What the task requires: Below is a block of records; repeat all of them exactly.

Information shown:

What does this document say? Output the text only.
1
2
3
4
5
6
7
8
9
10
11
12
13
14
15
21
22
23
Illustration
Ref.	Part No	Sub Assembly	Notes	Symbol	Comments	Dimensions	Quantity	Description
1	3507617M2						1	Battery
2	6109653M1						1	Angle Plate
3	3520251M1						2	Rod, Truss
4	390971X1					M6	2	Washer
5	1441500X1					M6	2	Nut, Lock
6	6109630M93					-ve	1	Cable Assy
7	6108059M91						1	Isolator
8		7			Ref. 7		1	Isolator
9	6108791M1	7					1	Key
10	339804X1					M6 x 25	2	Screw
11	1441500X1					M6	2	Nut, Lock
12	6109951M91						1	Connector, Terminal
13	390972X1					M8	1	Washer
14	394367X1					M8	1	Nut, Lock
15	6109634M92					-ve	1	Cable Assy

Response to this exercise:
What does this document say? Output the text only.
1
2
3
4
5
6
7
8
9
10
11
12
13
14
15
21
22
23
Illustration
Ref.	Part No	Sub Assembly	Notes	Symbol	Comments	Dimensions	Quantity	Description
1	3507617M2						1	Battery
2	6109653M1						1	Angle Plate
3	3520251M1						2	Rod, Truss
4	390971X1					M6	2	Washer
5	1441500X1					M6	2	Nut, Lock
6	6109630M93					-ve	1	Cable Assy
7	6108059M91						1	Isolator
8		7			Ref. 7		1	Isolator
9	6108791M1	7					1	Key
10	339804X1					M6 x 25	2	Screw
11	1441500X1					M6	2	Nut, Lock
12	6109951M91						1	Connector, Terminal
13	390972X1					M8	1	Washer
14	394367X1					M8	1	Nut, Lock
15	6109634M92					-ve	1	Cable Assy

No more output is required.